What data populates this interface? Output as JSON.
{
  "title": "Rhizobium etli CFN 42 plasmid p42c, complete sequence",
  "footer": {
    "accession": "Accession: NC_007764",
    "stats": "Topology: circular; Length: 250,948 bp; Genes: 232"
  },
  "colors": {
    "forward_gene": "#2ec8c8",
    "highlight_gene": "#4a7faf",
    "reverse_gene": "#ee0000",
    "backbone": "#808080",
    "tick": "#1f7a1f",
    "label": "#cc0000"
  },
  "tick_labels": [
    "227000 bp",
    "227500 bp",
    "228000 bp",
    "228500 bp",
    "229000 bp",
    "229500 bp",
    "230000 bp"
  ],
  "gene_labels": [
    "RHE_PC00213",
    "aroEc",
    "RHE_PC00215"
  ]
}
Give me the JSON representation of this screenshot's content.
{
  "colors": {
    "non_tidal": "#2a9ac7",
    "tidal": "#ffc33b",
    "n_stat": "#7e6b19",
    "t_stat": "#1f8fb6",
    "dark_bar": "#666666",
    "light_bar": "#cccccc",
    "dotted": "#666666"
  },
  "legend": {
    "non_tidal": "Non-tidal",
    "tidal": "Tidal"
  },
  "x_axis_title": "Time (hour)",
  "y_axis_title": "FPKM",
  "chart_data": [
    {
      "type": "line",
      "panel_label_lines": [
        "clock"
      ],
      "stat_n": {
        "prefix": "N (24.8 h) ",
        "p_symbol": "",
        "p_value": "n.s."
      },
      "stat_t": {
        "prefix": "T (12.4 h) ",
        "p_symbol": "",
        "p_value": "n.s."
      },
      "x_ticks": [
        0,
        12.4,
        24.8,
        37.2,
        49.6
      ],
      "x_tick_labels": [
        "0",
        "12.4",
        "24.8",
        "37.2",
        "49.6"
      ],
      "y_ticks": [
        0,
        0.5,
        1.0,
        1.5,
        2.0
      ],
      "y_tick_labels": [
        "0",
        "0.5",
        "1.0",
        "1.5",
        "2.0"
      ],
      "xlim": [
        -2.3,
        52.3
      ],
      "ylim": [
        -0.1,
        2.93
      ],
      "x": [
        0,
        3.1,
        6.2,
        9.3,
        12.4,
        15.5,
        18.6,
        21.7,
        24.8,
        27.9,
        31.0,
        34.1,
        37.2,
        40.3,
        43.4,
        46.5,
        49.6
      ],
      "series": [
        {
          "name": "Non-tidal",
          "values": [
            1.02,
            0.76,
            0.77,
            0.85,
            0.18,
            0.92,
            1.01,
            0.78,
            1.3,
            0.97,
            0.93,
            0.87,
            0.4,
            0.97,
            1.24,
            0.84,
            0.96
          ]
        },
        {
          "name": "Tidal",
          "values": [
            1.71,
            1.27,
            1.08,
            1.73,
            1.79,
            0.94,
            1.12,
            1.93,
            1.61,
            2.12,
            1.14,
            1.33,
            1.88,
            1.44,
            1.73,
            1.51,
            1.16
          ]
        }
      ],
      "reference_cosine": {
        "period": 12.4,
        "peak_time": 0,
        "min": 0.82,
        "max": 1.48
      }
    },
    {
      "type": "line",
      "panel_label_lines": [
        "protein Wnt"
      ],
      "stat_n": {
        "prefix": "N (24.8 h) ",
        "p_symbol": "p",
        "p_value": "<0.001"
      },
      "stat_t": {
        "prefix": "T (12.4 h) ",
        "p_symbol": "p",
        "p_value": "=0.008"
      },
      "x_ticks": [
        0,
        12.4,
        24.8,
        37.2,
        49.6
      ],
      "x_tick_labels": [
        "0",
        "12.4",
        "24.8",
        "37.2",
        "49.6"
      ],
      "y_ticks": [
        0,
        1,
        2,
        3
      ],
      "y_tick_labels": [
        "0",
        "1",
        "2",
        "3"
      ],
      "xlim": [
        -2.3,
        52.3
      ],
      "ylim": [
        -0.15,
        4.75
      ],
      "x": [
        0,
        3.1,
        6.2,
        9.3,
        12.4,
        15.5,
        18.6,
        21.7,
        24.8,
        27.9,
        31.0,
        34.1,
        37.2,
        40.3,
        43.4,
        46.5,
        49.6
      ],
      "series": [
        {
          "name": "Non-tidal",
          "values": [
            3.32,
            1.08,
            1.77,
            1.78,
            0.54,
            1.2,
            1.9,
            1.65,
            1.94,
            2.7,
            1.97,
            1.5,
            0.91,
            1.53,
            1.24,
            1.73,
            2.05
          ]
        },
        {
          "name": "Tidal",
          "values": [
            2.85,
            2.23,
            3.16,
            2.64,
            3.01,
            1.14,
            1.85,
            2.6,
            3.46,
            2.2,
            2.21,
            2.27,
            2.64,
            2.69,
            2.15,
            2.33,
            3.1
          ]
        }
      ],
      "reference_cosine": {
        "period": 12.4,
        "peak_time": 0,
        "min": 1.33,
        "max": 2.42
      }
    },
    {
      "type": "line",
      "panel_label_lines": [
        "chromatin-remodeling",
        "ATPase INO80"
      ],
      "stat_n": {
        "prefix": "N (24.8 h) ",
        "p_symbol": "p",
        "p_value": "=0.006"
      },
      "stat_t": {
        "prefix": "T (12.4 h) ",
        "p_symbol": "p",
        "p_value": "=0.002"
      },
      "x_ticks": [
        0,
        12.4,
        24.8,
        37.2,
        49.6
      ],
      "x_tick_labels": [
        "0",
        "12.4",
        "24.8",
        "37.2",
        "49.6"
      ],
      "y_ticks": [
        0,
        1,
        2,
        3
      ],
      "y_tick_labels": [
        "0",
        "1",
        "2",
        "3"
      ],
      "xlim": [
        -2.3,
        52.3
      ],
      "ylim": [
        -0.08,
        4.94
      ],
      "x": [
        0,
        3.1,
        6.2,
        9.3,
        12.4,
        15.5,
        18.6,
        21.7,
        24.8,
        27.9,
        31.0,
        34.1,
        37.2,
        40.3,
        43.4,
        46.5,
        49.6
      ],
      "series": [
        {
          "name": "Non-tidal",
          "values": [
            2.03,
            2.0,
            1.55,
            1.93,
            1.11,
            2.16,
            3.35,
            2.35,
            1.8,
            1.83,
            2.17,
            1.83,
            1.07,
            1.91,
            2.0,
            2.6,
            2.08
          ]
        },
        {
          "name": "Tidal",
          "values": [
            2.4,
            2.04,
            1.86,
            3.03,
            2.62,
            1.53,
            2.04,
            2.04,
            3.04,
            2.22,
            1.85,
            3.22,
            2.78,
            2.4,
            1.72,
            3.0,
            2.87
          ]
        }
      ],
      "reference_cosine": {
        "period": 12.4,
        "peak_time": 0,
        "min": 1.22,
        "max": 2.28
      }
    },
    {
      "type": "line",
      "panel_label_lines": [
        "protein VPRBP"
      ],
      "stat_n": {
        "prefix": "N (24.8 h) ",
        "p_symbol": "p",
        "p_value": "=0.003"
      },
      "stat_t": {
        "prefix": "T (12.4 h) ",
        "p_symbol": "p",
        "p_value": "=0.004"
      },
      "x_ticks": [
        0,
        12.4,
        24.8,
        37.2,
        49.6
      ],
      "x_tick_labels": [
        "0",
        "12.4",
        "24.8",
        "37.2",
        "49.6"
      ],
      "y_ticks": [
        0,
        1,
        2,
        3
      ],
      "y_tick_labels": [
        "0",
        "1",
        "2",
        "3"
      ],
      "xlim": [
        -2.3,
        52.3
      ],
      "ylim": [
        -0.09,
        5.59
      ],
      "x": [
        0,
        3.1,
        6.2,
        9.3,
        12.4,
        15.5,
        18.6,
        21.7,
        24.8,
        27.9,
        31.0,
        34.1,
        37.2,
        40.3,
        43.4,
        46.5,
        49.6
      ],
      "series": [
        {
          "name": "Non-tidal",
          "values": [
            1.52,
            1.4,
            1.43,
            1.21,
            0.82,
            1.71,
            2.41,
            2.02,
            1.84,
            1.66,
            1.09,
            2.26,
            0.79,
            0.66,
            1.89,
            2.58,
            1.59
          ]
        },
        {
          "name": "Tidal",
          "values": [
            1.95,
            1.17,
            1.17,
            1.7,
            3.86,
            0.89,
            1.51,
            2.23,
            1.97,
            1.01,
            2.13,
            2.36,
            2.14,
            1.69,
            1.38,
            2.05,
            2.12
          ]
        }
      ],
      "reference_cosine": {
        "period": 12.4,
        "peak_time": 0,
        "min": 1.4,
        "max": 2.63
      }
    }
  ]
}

——————

- **Instructions for the task**: Pull every line that holds the string "JSON" out of the records.

- **Result of this task**:
What data populates this interface? Output as JSON.
Give me the JSON representation of this screenshot's content.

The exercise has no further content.